◆ Quoted passage ◆
Western lowland gorilla

Nico (July 1961 - 7 January 2018) was a western lowland gorilla who lived in captivity at Longleat Safari Park, Wiltshire, UK. He was one of the longest lived gorillas in captivity.

== Life ==
Nico and his partner Samba came from a zoo in Switzerland in the 1980s, and were given a television to watch during their six-month quarantine period. Nico's habitat on Half Mile Lake at Longleat covered over half an acre and included lookout stations, tree trunk climbing frames and tyre and net swings.

◆ Directions ◆
A: According to the passage about Nico the gorilla, where did Nico and Samba come from?
B: From the passage about Nico the gorilla, set down the part that opens with the words containing "Nico (July 1961" and closes with "and net swings.".
C: List each feature of Nico's habitat that the passage about Nico the gorilla names.
The material is unrelated to the passage about Nico the gorilla.

◆ Given data ◆
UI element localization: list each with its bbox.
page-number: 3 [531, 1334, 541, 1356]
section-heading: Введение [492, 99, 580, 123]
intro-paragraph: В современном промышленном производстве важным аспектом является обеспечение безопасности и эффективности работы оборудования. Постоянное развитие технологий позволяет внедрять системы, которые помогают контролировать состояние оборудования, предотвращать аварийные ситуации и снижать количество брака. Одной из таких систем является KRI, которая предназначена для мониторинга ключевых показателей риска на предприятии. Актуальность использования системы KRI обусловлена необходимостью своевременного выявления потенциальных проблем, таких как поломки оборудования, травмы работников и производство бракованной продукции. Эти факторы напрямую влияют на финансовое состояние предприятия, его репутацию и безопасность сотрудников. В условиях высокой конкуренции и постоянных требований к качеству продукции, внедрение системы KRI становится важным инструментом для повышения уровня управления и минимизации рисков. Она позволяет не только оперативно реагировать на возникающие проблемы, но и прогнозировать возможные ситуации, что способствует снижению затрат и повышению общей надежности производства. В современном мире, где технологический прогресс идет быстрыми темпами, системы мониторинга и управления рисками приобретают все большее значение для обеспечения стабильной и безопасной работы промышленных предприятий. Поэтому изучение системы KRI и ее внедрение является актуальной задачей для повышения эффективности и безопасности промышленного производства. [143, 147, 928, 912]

◆ Activity answers ◆
A: A zoo in Switzerland.

B:
Nico (July 1961 - 7 January 2018) was a western lowland gorilla who lived in captivity at Longleat Safari Park, Wiltshire, UK. He was one of the longest lived gorillas in captivity.

== Life ==
Nico and his partner Samba came from a zoo in Switzerland in the 1980s, and were given a television to watch during their six-month quarantine period. Nico's habitat on Half Mile Lake at Longleat covered over half an acre and included lookout stations, tree trunk climbing frames and tyre and net swings.

C: lookout stations; tree trunk climbing frames; tyre and net swings